-- BEGIN --
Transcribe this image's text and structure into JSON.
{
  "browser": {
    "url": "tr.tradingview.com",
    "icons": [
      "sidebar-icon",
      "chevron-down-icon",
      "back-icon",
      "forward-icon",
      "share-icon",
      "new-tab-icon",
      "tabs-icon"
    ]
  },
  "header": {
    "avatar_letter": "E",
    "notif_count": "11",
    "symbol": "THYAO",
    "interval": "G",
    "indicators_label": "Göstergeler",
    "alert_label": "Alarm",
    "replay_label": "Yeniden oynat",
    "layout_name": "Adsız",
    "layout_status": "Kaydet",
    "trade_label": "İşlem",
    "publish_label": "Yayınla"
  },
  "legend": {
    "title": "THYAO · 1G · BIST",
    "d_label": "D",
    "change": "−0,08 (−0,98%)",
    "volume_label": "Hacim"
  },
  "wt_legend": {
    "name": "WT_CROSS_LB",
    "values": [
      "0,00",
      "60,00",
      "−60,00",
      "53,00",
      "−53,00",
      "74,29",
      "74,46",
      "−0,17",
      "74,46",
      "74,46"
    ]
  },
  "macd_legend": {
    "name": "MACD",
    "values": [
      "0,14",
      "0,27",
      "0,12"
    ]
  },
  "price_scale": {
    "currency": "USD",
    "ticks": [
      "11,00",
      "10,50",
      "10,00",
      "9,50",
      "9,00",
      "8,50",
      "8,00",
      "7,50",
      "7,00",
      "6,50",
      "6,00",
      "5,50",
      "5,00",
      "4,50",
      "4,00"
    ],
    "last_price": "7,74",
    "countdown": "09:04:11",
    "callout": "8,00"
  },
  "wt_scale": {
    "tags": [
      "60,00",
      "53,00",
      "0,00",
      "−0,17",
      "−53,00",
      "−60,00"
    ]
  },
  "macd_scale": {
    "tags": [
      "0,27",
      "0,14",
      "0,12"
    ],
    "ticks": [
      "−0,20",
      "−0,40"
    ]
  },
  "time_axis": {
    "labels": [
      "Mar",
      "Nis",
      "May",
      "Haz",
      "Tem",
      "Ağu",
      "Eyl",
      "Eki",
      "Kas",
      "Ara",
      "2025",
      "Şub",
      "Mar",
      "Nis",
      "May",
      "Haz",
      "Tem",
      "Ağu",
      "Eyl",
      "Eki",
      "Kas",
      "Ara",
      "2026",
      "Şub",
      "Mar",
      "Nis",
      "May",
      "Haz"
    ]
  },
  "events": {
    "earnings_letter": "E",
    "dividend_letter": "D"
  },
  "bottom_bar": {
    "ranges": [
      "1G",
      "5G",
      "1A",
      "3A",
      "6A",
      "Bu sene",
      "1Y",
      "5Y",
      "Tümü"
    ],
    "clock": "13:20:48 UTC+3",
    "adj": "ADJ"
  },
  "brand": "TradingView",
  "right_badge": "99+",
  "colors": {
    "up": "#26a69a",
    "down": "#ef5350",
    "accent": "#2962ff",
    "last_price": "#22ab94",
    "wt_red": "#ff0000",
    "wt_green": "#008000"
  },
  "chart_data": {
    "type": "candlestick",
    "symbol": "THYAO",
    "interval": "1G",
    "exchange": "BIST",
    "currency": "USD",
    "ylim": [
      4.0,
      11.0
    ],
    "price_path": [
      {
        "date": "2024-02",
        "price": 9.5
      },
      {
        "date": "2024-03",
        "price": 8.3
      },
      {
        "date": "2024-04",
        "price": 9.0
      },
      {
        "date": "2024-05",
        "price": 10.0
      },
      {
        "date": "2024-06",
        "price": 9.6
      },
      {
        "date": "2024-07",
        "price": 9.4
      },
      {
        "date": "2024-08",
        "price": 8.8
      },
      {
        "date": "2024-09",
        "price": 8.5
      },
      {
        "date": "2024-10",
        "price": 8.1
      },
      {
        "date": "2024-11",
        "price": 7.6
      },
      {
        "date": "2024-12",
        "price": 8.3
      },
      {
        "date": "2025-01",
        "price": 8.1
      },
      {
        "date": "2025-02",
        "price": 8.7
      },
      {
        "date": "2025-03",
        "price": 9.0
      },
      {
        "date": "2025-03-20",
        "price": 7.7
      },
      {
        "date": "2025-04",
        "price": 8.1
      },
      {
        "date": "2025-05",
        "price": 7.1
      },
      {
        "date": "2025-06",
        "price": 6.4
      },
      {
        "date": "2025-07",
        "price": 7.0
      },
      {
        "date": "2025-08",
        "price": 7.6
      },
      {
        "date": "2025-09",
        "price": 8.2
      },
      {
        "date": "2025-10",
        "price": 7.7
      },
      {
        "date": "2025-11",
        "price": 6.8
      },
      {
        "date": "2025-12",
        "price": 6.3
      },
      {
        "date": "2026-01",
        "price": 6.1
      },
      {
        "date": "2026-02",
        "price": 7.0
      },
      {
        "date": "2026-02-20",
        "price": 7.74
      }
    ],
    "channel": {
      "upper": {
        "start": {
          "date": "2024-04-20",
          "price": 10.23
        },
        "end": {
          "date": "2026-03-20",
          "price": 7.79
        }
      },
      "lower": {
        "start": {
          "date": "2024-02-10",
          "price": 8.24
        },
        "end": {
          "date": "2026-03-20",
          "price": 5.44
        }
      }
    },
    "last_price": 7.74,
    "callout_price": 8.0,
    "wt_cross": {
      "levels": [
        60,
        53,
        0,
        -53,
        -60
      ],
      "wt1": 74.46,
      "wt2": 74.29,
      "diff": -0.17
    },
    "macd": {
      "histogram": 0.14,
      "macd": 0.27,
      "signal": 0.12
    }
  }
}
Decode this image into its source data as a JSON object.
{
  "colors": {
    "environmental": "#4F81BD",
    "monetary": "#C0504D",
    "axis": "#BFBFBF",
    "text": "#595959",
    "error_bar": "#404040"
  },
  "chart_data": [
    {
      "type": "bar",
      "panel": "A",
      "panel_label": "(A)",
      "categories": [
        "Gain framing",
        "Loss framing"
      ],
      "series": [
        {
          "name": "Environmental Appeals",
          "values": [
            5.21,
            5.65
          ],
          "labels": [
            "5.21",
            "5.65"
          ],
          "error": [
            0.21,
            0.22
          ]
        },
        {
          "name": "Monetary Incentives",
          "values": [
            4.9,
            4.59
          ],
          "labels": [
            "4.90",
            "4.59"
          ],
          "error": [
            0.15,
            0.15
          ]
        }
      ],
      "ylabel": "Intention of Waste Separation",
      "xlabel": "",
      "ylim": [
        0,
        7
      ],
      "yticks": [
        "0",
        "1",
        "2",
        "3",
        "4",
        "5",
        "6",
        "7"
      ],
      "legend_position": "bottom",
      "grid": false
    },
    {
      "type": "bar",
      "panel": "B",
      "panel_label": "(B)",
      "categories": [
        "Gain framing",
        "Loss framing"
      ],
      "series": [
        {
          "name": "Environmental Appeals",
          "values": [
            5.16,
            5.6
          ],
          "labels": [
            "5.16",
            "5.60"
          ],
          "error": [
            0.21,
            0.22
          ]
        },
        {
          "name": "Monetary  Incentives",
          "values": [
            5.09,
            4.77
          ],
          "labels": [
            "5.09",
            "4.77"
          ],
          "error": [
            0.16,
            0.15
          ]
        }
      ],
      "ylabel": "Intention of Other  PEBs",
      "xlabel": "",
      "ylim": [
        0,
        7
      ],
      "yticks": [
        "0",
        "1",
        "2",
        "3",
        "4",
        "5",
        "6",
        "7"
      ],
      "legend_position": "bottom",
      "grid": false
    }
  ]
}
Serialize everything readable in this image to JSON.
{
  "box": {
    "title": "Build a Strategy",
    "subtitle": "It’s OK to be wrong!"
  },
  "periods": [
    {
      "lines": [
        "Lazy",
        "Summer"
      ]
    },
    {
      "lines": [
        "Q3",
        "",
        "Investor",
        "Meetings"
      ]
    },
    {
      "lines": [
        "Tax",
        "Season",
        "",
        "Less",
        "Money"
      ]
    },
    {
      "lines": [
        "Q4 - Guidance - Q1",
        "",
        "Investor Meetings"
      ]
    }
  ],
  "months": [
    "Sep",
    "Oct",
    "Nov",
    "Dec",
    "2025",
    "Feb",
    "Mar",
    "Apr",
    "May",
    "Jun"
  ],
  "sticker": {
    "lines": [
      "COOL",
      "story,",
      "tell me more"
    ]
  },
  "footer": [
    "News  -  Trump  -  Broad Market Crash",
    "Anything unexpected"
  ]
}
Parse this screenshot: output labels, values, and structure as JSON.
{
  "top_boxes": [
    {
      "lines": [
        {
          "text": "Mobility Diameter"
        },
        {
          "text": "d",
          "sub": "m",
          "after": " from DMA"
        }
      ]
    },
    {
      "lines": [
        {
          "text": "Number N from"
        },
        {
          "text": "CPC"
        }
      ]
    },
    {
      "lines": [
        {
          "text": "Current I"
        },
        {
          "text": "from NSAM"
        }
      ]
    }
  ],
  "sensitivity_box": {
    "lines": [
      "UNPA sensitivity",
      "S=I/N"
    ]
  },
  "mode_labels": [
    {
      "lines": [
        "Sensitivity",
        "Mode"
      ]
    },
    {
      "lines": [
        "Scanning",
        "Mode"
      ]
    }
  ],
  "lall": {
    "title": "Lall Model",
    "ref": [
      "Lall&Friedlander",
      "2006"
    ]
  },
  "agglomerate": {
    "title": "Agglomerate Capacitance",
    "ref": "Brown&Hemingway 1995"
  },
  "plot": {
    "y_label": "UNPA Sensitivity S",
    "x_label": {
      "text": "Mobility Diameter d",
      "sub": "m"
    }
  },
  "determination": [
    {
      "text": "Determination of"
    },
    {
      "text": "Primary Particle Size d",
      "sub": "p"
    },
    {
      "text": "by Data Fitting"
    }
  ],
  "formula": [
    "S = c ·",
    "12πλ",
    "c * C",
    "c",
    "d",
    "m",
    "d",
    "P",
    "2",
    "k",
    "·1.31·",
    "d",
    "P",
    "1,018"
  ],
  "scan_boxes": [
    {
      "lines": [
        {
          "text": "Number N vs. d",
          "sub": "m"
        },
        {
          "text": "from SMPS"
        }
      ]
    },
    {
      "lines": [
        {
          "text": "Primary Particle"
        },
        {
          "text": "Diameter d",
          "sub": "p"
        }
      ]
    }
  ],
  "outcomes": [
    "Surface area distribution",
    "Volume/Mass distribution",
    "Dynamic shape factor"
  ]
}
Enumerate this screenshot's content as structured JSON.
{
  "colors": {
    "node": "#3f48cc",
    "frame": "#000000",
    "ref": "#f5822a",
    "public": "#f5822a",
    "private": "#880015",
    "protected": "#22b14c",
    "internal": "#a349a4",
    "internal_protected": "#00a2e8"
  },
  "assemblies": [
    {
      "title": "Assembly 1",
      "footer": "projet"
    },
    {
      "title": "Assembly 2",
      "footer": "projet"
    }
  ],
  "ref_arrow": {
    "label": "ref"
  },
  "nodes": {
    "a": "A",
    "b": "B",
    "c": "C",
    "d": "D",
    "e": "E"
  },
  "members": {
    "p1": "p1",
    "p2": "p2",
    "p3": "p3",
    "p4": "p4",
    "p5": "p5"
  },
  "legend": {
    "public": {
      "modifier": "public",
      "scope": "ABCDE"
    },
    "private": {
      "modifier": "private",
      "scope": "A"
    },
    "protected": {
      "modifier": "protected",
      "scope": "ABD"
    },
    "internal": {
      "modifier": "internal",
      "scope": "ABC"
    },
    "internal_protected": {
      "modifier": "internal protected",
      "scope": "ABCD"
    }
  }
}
-- END --
Set exercise.
Check each line of the records above for the string "from", and report every line that has it.

Solved problem.
          "after": " from DMA"
          "text": "Number N from"
          "text": "from NSAM"
          "text": "from SMPS"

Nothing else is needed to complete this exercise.